Collected data entries:

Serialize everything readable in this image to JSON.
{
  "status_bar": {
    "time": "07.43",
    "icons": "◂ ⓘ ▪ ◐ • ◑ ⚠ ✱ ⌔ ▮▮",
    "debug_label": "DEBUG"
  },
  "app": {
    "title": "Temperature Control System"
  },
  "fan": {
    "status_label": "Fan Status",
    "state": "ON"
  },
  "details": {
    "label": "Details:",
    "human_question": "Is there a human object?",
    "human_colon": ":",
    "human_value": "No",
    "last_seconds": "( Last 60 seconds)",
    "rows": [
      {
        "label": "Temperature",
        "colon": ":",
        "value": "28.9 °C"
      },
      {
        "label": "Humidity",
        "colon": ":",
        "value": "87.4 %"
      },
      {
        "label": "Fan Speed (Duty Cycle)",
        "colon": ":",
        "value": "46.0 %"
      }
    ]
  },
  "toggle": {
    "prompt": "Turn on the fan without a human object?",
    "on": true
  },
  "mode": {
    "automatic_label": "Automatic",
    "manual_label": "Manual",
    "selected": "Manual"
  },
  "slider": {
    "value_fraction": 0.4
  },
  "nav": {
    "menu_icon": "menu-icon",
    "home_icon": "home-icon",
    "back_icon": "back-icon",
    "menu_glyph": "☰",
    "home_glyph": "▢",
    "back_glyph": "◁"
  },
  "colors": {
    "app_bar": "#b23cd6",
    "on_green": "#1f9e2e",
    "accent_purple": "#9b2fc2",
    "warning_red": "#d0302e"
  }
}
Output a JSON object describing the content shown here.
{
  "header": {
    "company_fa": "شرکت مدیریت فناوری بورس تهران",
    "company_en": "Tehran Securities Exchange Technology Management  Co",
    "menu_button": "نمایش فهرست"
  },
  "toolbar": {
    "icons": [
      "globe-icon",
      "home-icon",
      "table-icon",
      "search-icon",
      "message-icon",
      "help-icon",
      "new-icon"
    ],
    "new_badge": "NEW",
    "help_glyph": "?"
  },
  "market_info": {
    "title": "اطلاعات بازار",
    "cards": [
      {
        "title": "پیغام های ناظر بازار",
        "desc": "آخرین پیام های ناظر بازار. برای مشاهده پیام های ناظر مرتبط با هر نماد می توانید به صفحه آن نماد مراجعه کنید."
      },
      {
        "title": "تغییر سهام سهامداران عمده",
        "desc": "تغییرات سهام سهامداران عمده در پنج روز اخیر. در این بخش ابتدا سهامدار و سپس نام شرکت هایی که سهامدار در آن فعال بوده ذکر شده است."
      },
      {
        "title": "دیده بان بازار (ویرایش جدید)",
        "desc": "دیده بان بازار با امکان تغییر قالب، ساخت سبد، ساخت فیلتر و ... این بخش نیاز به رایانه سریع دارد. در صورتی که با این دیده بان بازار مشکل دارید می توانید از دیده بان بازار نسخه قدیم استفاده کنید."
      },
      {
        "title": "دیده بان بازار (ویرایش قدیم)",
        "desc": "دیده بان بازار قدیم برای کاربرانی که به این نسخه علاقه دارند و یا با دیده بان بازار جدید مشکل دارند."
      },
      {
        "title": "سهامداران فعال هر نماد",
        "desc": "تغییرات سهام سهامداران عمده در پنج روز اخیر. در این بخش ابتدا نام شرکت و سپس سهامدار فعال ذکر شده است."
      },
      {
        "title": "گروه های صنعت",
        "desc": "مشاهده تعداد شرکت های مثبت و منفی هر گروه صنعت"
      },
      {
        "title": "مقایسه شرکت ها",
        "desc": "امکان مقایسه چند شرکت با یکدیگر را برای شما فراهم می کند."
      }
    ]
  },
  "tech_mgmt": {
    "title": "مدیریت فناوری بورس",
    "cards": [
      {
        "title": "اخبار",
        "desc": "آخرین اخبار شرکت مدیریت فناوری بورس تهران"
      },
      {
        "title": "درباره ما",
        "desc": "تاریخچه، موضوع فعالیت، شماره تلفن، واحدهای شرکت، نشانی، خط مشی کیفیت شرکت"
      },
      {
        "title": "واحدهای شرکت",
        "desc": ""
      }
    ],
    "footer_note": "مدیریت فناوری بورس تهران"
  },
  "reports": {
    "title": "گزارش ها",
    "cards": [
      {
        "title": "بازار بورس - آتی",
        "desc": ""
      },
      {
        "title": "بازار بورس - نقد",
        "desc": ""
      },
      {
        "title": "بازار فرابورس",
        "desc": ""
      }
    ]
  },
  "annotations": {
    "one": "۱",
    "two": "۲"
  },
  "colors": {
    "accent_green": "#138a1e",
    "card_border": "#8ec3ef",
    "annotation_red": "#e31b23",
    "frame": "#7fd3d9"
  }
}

> Work instructions: Print out all the entries precisely as written.

> Finished answer:
Serialize everything readable in this image to JSON.
{
  "status_bar": {
    "time": "07.43",
    "icons": "◂ ⓘ ▪ ◐ • ◑ ⚠ ✱ ⌔ ▮▮",
    "debug_label": "DEBUG"
  },
  "app": {
    "title": "Temperature Control System"
  },
  "fan": {
    "status_label": "Fan Status",
    "state": "ON"
  },
  "details": {
    "label": "Details:",
    "human_question": "Is there a human object?",
    "human_colon": ":",
    "human_value": "No",
    "last_seconds": "( Last 60 seconds)",
    "rows": [
      {
        "label": "Temperature",
        "colon": ":",
        "value": "28.9 °C"
      },
      {
        "label": "Humidity",
        "colon": ":",
        "value": "87.4 %"
      },
      {
        "label": "Fan Speed (Duty Cycle)",
        "colon": ":",
        "value": "46.0 %"
      }
    ]
  },
  "toggle": {
    "prompt": "Turn on the fan without a human object?",
    "on": true
  },
  "mode": {
    "automatic_label": "Automatic",
    "manual_label": "Manual",
    "selected": "Manual"
  },
  "slider": {
    "value_fraction": 0.4
  },
  "nav": {
    "menu_icon": "menu-icon",
    "home_icon": "home-icon",
    "back_icon": "back-icon",
    "menu_glyph": "☰",
    "home_glyph": "▢",
    "back_glyph": "◁"
  },
  "colors": {
    "app_bar": "#b23cd6",
    "on_green": "#1f9e2e",
    "accent_purple": "#9b2fc2",
    "warning_red": "#d0302e"
  }
}
Output a JSON object describing the content shown here.
{
  "header": {
    "company_fa": "شرکت مدیریت فناوری بورس تهران",
    "company_en": "Tehran Securities Exchange Technology Management  Co",
    "menu_button": "نمایش فهرست"
  },
  "toolbar": {
    "icons": [
      "globe-icon",
      "home-icon",
      "table-icon",
      "search-icon",
      "message-icon",
      "help-icon",
      "new-icon"
    ],
    "new_badge": "NEW",
    "help_glyph": "?"
  },
  "market_info": {
    "title": "اطلاعات بازار",
    "cards": [
      {
        "title": "پیغام های ناظر بازار",
        "desc": "آخرین پیام های ناظر بازار. برای مشاهده پیام های ناظر مرتبط با هر نماد می توانید به صفحه آن نماد مراجعه کنید."
      },
      {
        "title": "تغییر سهام سهامداران عمده",
        "desc": "تغییرات سهام سهامداران عمده در پنج روز اخیر. در این بخش ابتدا سهامدار و سپس نام شرکت هایی که سهامدار در آن فعال بوده ذکر شده است."
      },
      {
        "title": "دیده بان بازار (ویرایش جدید)",
        "desc": "دیده بان بازار با امکان تغییر قالب، ساخت سبد، ساخت فیلتر و ... این بخش نیاز به رایانه سریع دارد. در صورتی که با این دیده بان بازار مشکل دارید می توانید از دیده بان بازار نسخه قدیم استفاده کنید."
      },
      {
        "title": "دیده بان بازار (ویرایش قدیم)",
        "desc": "دیده بان بازار قدیم برای کاربرانی که به این نسخه علاقه دارند و یا با دیده بان بازار جدید مشکل دارند."
      },
      {
        "title": "سهامداران فعال هر نماد",
        "desc": "تغییرات سهام سهامداران عمده در پنج روز اخیر. در این بخش ابتدا نام شرکت و سپس سهامدار فعال ذکر شده است."
      },
      {
        "title": "گروه های صنعت",
        "desc": "مشاهده تعداد شرکت های مثبت و منفی هر گروه صنعت"
      },
      {
        "title": "مقایسه شرکت ها",
        "desc": "امکان مقایسه چند شرکت با یکدیگر را برای شما فراهم می کند."
      }
    ]
  },
  "tech_mgmt": {
    "title": "مدیریت فناوری بورس",
    "cards": [
      {
        "title": "اخبار",
        "desc": "آخرین اخبار شرکت مدیریت فناوری بورس تهران"
      },
      {
        "title": "درباره ما",
        "desc": "تاریخچه، موضوع فعالیت، شماره تلفن، واحدهای شرکت، نشانی، خط مشی کیفیت شرکت"
      },
      {
        "title": "واحدهای شرکت",
        "desc": ""
      }
    ],
    "footer_note": "مدیریت فناوری بورس تهران"
  },
  "reports": {
    "title": "گزارش ها",
    "cards": [
      {
        "title": "بازار بورس - آتی",
        "desc": ""
      },
      {
        "title": "بازار بورس - نقد",
        "desc": ""
      },
      {
        "title": "بازار فرابورس",
        "desc": ""
      }
    ]
  },
  "annotations": {
    "one": "۱",
    "two": "۲"
  },
  "colors": {
    "accent_green": "#138a1e",
    "card_border": "#8ec3ef",
    "annotation_red": "#e31b23",
    "frame": "#7fd3d9"
  }
}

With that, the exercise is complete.